### Written request
Return every entry exactly.

### Given data
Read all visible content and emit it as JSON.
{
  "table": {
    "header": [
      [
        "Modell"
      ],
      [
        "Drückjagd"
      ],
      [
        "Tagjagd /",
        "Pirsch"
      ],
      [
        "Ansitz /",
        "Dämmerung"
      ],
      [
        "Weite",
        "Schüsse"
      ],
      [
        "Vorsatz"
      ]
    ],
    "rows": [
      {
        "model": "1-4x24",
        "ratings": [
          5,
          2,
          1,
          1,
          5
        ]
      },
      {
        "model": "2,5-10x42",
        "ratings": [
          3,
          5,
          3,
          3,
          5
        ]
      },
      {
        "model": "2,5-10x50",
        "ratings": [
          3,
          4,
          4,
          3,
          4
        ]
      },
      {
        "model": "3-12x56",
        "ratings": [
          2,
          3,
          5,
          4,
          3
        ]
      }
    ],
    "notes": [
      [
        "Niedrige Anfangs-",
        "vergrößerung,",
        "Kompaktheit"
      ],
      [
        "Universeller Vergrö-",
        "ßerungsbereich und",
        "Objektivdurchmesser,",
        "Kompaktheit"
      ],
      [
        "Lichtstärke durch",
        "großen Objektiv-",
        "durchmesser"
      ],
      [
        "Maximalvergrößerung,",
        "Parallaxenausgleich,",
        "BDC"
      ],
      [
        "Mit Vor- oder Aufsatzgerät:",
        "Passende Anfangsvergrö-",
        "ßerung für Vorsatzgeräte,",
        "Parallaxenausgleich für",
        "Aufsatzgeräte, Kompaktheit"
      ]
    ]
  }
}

### Solution
Read all visible content and emit it as JSON.
{
  "table": {
    "header": [
      [
        "Modell"
      ],
      [
        "Drückjagd"
      ],
      [
        "Tagjagd /",
        "Pirsch"
      ],
      [
        "Ansitz /",
        "Dämmerung"
      ],
      [
        "Weite",
        "Schüsse"
      ],
      [
        "Vorsatz"
      ]
    ],
    "rows": [
      {
        "model": "1-4x24",
        "ratings": [
          5,
          2,
          1,
          1,
          5
        ]
      },
      {
        "model": "2,5-10x42",
        "ratings": [
          3,
          5,
          3,
          3,
          5
        ]
      },
      {
        "model": "2,5-10x50",
        "ratings": [
          3,
          4,
          4,
          3,
          4
        ]
      },
      {
        "model": "3-12x56",
        "ratings": [
          2,
          3,
          5,
          4,
          3
        ]
      }
    ],
    "notes": [
      [
        "Niedrige Anfangs-",
        "vergrößerung,",
        "Kompaktheit"
      ],
      [
        "Universeller Vergrö-",
        "ßerungsbereich und",
        "Objektivdurchmesser,",
        "Kompaktheit"
      ],
      [
        "Lichtstärke durch",
        "großen Objektiv-",
        "durchmesser"
      ],
      [
        "Maximalvergrößerung,",
        "Parallaxenausgleich,",
        "BDC"
      ],
      [
        "Mit Vor- oder Aufsatzgerät:",
        "Passende Anfangsvergrö-",
        "ßerung für Vorsatzgeräte,",
        "Parallaxenausgleich für",
        "Aufsatzgeräte, Kompaktheit"
      ]
    ]
  }
}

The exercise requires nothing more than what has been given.